» GIVEN REQUEST
In the page about the Famine card, how did Goya light his work when he painted in the middle of the night?

** START OF EXTRACT **

Krieg Eterna

Famine


Type: Hex Power

Effect Text: Attach to any unit on the field. Subtract one base strength from every unit in its row.

Flavor Text: Gnawing, gnashing, tearing, cracking: The bones of gods break too.

Flavor Source: Hesiod, The Theogony

Artwork: Saturn Devouring his Son by Francisco de Goya (1823)

Strategy:

Famine can be played against your opponent to significantly weaken one of their rows, or could even be played in your own row to create adjacency from units with four base strength.

About the card:

Saturn Devouring his Son is part of a series of 14 paintings known as the Black Paintings, which Francisco Goya painted directly on the walls of his house. Goya would paint in the middle of the night with a crown of candles attached to his head for light. The painting depicts the Titan Saturn (named Kronos in Greek), who, according to legend, ate his children after it was prophesied that his children would murder him.

** END OF EXTRACT **
** START OF INFORMATION PROVIDED **

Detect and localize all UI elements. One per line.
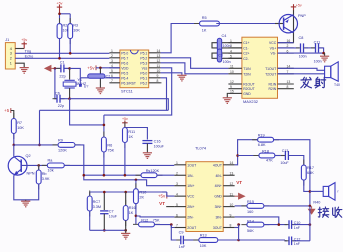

** END OF INFORMATION PROVIDED **

» CORRECT OUTPUT
He wore a crown of candles attached to his head.